▶ **Task brief**
Don't copy the pictures; return every other part of the records exactly.

========================================================================

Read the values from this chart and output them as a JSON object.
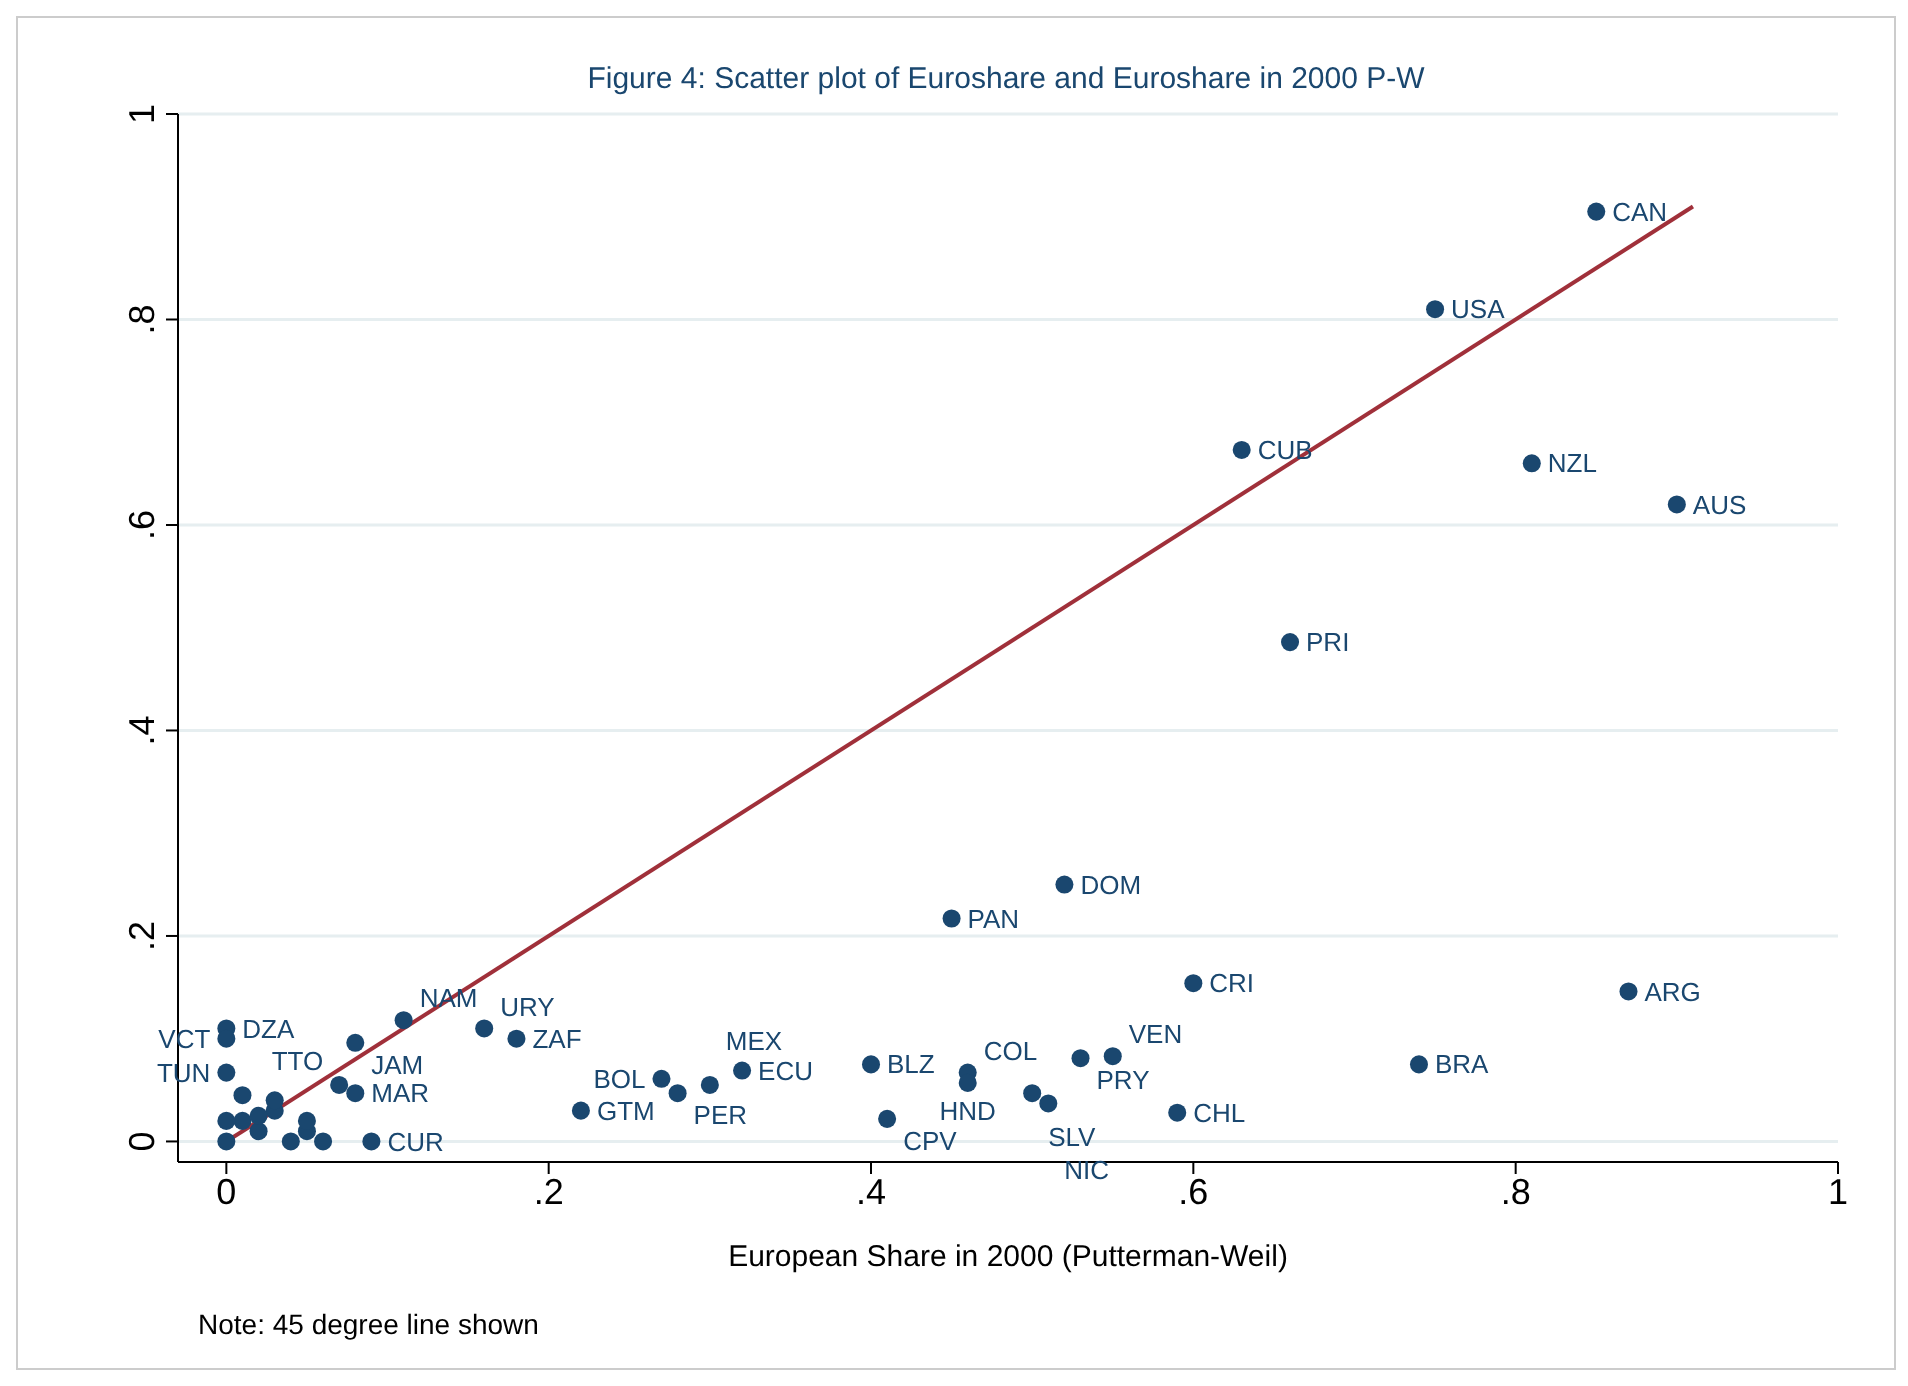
{
  "chart_data": {
    "type": "scatter",
    "title": "Figure 4: Scatter plot of Euroshare and Euroshare in 2000 P-W",
    "xlabel": "European Share in 2000 (Putterman-Weil)",
    "xlim": [
      -0.03,
      1.0
    ],
    "ylim": [
      -0.02,
      1.0
    ],
    "xticks": [
      {
        "value": 0,
        "label": "0"
      },
      {
        "value": 0.2,
        "label": ".2"
      },
      {
        "value": 0.4,
        "label": ".4"
      },
      {
        "value": 0.6,
        "label": ".6"
      },
      {
        "value": 0.8,
        "label": ".8"
      },
      {
        "value": 1,
        "label": "1"
      }
    ],
    "yticks": [
      {
        "value": 0,
        "label": "0"
      },
      {
        "value": 0.2,
        "label": ".2"
      },
      {
        "value": 0.4,
        "label": ".4"
      },
      {
        "value": 0.6,
        "label": ".6"
      },
      {
        "value": 0.8,
        "label": ".8"
      },
      {
        "value": 1,
        "label": "1"
      }
    ],
    "grid": "y",
    "marker": "circle",
    "series": [
      {
        "color": "#1a476f",
        "x": [
          0.85,
          0.75,
          0.63,
          0.81,
          0.9,
          0.66,
          0.52,
          0.45,
          0.6,
          0.87,
          0.74,
          0.4,
          0.46,
          0.46,
          0.53,
          0.55,
          0.5,
          0.51,
          0.59,
          0.41,
          0.32,
          0.27,
          0.28,
          0.3,
          0.22,
          0.18,
          0.16,
          0.11,
          0.08,
          0.07,
          0.08,
          0,
          0,
          0,
          0.09,
          0,
          0.01,
          0.02,
          0.03,
          0.04,
          0.05,
          0.06,
          0.01,
          0.03,
          0.02,
          0,
          0.05
        ],
        "values": [
          0.905,
          0.81,
          0.673,
          0.66,
          0.62,
          0.486,
          0.25,
          0.217,
          0.154,
          0.146,
          0.075,
          0.075,
          0.067,
          0.057,
          0.081,
          0.083,
          0.047,
          0.037,
          0.028,
          0.022,
          0.069,
          0.061,
          0.047,
          0.055,
          0.03,
          0.1,
          0.11,
          0.118,
          0.096,
          0.055,
          0.047,
          0.11,
          0.1,
          0.067,
          0,
          0,
          0.02,
          0.01,
          0.03,
          0,
          0.01,
          0,
          0.045,
          0.04,
          0.025,
          0.02,
          0.02
        ]
      },
      {
        "type": "line",
        "color": "#a0303a",
        "x": [
          0,
          0.91
        ],
        "values": [
          0,
          0.91
        ],
        "marker": "none",
        "line_style": "solid"
      }
    ],
    "annotations": [
      {
        "text": "CAN",
        "x": 0.85,
        "y": 0.905
      },
      {
        "text": "USA",
        "x": 0.75,
        "y": 0.81
      },
      {
        "text": "CUB",
        "x": 0.63,
        "y": 0.673
      },
      {
        "text": "NZL",
        "x": 0.81,
        "y": 0.66
      },
      {
        "text": "AUS",
        "x": 0.9,
        "y": 0.62
      },
      {
        "text": "PRI",
        "x": 0.66,
        "y": 0.486
      },
      {
        "text": "DOM",
        "x": 0.52,
        "y": 0.25
      },
      {
        "text": "PAN",
        "x": 0.45,
        "y": 0.217
      },
      {
        "text": "CRI",
        "x": 0.6,
        "y": 0.154
      },
      {
        "text": "ARG",
        "x": 0.87,
        "y": 0.146
      },
      {
        "text": "BRA",
        "x": 0.74,
        "y": 0.075
      },
      {
        "text": "BLZ",
        "x": 0.4,
        "y": 0.075
      },
      {
        "text": "COL",
        "x": 0.46,
        "y": 0.067
      },
      {
        "text": "HND",
        "x": 0.46,
        "y": 0.057
      },
      {
        "text": "PRY",
        "x": 0.53,
        "y": 0.081
      },
      {
        "text": "VEN",
        "x": 0.55,
        "y": 0.083
      },
      {
        "text": "SLV",
        "x": 0.5,
        "y": 0.047
      },
      {
        "text": "NIC",
        "x": 0.51,
        "y": 0.037
      },
      {
        "text": "CHL",
        "x": 0.59,
        "y": 0.028
      },
      {
        "text": "CPV",
        "x": 0.41,
        "y": 0.022
      },
      {
        "text": "ECU",
        "x": 0.32,
        "y": 0.069
      },
      {
        "text": "BOL",
        "x": 0.27,
        "y": 0.061
      },
      {
        "text": "PER",
        "x": 0.28,
        "y": 0.047
      },
      {
        "text": "MEX",
        "x": 0.3,
        "y": 0.055
      },
      {
        "text": "GTM",
        "x": 0.22,
        "y": 0.03
      },
      {
        "text": "ZAF",
        "x": 0.18,
        "y": 0.1
      },
      {
        "text": "URY",
        "x": 0.16,
        "y": 0.11
      },
      {
        "text": "NAM",
        "x": 0.11,
        "y": 0.118
      },
      {
        "text": "JAM",
        "x": 0.08,
        "y": 0.096
      },
      {
        "text": "TTO",
        "x": 0.07,
        "y": 0.055
      },
      {
        "text": "MAR",
        "x": 0.08,
        "y": 0.047
      },
      {
        "text": "DZA",
        "x": 0,
        "y": 0.11
      },
      {
        "text": "VCT",
        "x": 0,
        "y": 0.1
      },
      {
        "text": "TUN",
        "x": 0,
        "y": 0.067
      },
      {
        "text": "CUR",
        "x": 0.09,
        "y": 0
      },
      "Note: 45 degree line shown"
    ]
  }
}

========================================================================

▶ **Exercise response**
Read the values from this chart and output them as a JSON object.
{
  "chart_data": {
    "type": "scatter",
    "title": "Figure 4: Scatter plot of Euroshare and Euroshare in 2000 P-W",
    "xlabel": "European Share in 2000 (Putterman-Weil)",
    "xlim": [
      -0.03,
      1.0
    ],
    "ylim": [
      -0.02,
      1.0
    ],
    "xticks": [
      {
        "value": 0,
        "label": "0"
      },
      {
        "value": 0.2,
        "label": ".2"
      },
      {
        "value": 0.4,
        "label": ".4"
      },
      {
        "value": 0.6,
        "label": ".6"
      },
      {
        "value": 0.8,
        "label": ".8"
      },
      {
        "value": 1,
        "label": "1"
      }
    ],
    "yticks": [
      {
        "value": 0,
        "label": "0"
      },
      {
        "value": 0.2,
        "label": ".2"
      },
      {
        "value": 0.4,
        "label": ".4"
      },
      {
        "value": 0.6,
        "label": ".6"
      },
      {
        "value": 0.8,
        "label": ".8"
      },
      {
        "value": 1,
        "label": "1"
      }
    ],
    "grid": "y",
    "marker": "circle",
    "series": [
      {
        "color": "#1a476f",
        "x": [
          0.85,
          0.75,
          0.63,
          0.81,
          0.9,
          0.66,
          0.52,
          0.45,
          0.6,
          0.87,
          0.74,
          0.4,
          0.46,
          0.46,
          0.53,
          0.55,
          0.5,
          0.51,
          0.59,
          0.41,
          0.32,
          0.27,
          0.28,
          0.3,
          0.22,
          0.18,
          0.16,
          0.11,
          0.08,
          0.07,
          0.08,
          0,
          0,
          0,
          0.09,
          0,
          0.01,
          0.02,
          0.03,
          0.04,
          0.05,
          0.06,
          0.01,
          0.03,
          0.02,
          0,
          0.05
        ],
        "values": [
          0.905,
          0.81,
          0.673,
          0.66,
          0.62,
          0.486,
          0.25,
          0.217,
          0.154,
          0.146,
          0.075,
          0.075,
          0.067,
          0.057,
          0.081,
          0.083,
          0.047,
          0.037,
          0.028,
          0.022,
          0.069,
          0.061,
          0.047,
          0.055,
          0.03,
          0.1,
          0.11,
          0.118,
          0.096,
          0.055,
          0.047,
          0.11,
          0.1,
          0.067,
          0,
          0,
          0.02,
          0.01,
          0.03,
          0,
          0.01,
          0,
          0.045,
          0.04,
          0.025,
          0.02,
          0.02
        ]
      },
      {
        "type": "line",
        "color": "#a0303a",
        "x": [
          0,
          0.91
        ],
        "values": [
          0,
          0.91
        ],
        "marker": "none",
        "line_style": "solid"
      }
    ],
    "annotations": [
      {
        "text": "CAN",
        "x": 0.85,
        "y": 0.905
      },
      {
        "text": "USA",
        "x": 0.75,
        "y": 0.81
      },
      {
        "text": "CUB",
        "x": 0.63,
        "y": 0.673
      },
      {
        "text": "NZL",
        "x": 0.81,
        "y": 0.66
      },
      {
        "text": "AUS",
        "x": 0.9,
        "y": 0.62
      },
      {
        "text": "PRI",
        "x": 0.66,
        "y": 0.486
      },
      {
        "text": "DOM",
        "x": 0.52,
        "y": 0.25
      },
      {
        "text": "PAN",
        "x": 0.45,
        "y": 0.217
      },
      {
        "text": "CRI",
        "x": 0.6,
        "y": 0.154
      },
      {
        "text": "ARG",
        "x": 0.87,
        "y": 0.146
      },
      {
        "text": "BRA",
        "x": 0.74,
        "y": 0.075
      },
      {
        "text": "BLZ",
        "x": 0.4,
        "y": 0.075
      },
      {
        "text": "COL",
        "x": 0.46,
        "y": 0.067
      },
      {
        "text": "HND",
        "x": 0.46,
        "y": 0.057
      },
      {
        "text": "PRY",
        "x": 0.53,
        "y": 0.081
      },
      {
        "text": "VEN",
        "x": 0.55,
        "y": 0.083
      },
      {
        "text": "SLV",
        "x": 0.5,
        "y": 0.047
      },
      {
        "text": "NIC",
        "x": 0.51,
        "y": 0.037
      },
      {
        "text": "CHL",
        "x": 0.59,
        "y": 0.028
      },
      {
        "text": "CPV",
        "x": 0.41,
        "y": 0.022
      },
      {
        "text": "ECU",
        "x": 0.32,
        "y": 0.069
      },
      {
        "text": "BOL",
        "x": 0.27,
        "y": 0.061
      },
      {
        "text": "PER",
        "x": 0.28,
        "y": 0.047
      },
      {
        "text": "MEX",
        "x": 0.3,
        "y": 0.055
      },
      {
        "text": "GTM",
        "x": 0.22,
        "y": 0.03
      },
      {
        "text": "ZAF",
        "x": 0.18,
        "y": 0.1
      },
      {
        "text": "URY",
        "x": 0.16,
        "y": 0.11
      },
      {
        "text": "NAM",
        "x": 0.11,
        "y": 0.118
      },
      {
        "text": "JAM",
        "x": 0.08,
        "y": 0.096
      },
      {
        "text": "TTO",
        "x": 0.07,
        "y": 0.055
      },
      {
        "text": "MAR",
        "x": 0.08,
        "y": 0.047
      },
      {
        "text": "DZA",
        "x": 0,
        "y": 0.11
      },
      {
        "text": "VCT",
        "x": 0,
        "y": 0.1
      },
      {
        "text": "TUN",
        "x": 0,
        "y": 0.067
      },
      {
        "text": "CUR",
        "x": 0.09,
        "y": 0
      },
      "Note: 45 degree line shown"
    ]
  }
}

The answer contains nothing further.